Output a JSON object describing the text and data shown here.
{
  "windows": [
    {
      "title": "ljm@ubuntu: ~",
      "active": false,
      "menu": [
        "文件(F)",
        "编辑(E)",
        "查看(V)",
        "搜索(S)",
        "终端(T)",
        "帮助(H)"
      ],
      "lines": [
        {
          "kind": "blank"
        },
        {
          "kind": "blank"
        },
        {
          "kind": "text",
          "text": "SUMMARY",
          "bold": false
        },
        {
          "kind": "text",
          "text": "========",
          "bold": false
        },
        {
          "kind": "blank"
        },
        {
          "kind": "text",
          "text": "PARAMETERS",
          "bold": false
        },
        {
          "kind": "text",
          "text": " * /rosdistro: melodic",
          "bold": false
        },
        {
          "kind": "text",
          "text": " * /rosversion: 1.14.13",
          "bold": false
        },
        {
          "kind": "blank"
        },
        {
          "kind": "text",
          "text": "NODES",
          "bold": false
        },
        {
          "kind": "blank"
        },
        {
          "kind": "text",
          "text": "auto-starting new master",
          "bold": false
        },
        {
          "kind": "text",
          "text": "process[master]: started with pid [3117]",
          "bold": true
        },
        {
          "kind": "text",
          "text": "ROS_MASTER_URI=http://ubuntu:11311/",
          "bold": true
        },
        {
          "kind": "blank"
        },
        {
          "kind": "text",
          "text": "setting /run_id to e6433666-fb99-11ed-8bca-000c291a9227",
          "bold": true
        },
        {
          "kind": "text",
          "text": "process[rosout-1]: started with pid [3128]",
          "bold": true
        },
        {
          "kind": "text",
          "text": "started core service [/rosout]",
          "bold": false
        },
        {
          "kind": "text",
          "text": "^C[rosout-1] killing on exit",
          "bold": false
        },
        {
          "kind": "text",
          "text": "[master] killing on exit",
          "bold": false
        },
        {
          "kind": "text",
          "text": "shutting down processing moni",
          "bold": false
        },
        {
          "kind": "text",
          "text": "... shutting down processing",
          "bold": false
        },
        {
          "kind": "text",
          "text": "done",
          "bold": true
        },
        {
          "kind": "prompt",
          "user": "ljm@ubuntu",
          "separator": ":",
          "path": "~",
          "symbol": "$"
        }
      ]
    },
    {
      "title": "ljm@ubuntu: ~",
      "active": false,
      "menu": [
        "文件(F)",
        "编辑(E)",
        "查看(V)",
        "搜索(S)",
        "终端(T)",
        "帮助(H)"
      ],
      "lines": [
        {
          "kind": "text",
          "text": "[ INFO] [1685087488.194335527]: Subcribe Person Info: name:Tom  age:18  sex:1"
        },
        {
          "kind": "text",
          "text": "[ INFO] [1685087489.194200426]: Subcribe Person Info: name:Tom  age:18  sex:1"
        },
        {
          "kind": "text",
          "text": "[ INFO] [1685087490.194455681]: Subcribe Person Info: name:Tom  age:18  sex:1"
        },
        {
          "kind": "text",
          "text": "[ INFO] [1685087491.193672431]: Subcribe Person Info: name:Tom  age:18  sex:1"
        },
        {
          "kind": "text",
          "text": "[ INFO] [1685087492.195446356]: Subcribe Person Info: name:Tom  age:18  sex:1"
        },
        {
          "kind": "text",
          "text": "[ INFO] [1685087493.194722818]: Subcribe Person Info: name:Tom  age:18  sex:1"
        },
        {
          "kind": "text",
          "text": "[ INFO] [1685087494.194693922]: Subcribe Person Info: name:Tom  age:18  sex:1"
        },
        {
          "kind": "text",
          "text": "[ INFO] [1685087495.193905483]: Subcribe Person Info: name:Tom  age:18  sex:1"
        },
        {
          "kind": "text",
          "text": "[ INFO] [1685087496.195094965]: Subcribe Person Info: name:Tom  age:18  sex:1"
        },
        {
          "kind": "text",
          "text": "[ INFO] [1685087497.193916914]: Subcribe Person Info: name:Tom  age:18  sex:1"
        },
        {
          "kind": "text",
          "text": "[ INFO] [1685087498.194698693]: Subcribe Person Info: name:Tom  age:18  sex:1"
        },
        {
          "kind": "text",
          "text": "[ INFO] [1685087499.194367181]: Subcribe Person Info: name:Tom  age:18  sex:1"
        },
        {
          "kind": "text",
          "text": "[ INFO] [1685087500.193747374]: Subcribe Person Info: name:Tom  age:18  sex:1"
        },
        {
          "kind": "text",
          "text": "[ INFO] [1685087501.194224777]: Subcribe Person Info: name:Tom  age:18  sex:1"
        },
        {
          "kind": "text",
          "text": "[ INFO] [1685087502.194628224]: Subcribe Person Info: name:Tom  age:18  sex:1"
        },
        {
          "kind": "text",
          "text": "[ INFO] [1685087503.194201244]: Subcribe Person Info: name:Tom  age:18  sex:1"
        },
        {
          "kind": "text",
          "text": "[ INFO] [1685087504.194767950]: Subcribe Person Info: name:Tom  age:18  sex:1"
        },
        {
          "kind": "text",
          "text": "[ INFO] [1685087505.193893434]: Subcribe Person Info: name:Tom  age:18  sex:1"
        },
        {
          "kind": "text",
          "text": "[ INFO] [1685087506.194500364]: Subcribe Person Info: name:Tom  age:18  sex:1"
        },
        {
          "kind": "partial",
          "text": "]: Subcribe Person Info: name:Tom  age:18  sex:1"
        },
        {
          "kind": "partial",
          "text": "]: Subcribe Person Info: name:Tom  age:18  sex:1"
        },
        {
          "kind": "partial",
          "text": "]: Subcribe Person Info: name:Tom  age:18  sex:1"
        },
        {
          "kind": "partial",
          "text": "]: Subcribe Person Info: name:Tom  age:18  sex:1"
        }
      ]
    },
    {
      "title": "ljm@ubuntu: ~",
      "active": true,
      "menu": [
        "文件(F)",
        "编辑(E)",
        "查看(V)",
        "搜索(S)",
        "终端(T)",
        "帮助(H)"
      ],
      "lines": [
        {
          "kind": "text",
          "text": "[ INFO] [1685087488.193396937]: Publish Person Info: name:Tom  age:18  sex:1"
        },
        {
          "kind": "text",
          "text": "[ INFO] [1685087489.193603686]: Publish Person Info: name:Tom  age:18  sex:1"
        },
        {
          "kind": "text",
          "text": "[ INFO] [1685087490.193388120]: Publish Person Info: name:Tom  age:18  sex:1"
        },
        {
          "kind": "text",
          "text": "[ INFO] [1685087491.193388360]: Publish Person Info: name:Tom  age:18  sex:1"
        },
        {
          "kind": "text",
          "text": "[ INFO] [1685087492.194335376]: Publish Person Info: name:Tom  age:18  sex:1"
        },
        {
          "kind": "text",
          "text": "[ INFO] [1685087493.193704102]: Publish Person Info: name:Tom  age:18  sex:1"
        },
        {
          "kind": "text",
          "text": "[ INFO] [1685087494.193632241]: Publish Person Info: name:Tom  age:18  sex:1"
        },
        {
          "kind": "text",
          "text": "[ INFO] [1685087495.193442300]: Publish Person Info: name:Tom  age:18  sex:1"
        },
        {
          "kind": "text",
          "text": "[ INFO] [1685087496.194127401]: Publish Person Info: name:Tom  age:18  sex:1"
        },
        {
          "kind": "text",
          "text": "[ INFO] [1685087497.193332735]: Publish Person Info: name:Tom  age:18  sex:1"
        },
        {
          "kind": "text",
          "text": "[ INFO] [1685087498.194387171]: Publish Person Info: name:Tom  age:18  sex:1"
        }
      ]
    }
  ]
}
---*---
Work to complete: Copy each line above that contains the word "killing".

Final answer:
          "text": "^C[rosout-1] killing on exit",
          "text": "[master] killing on exit",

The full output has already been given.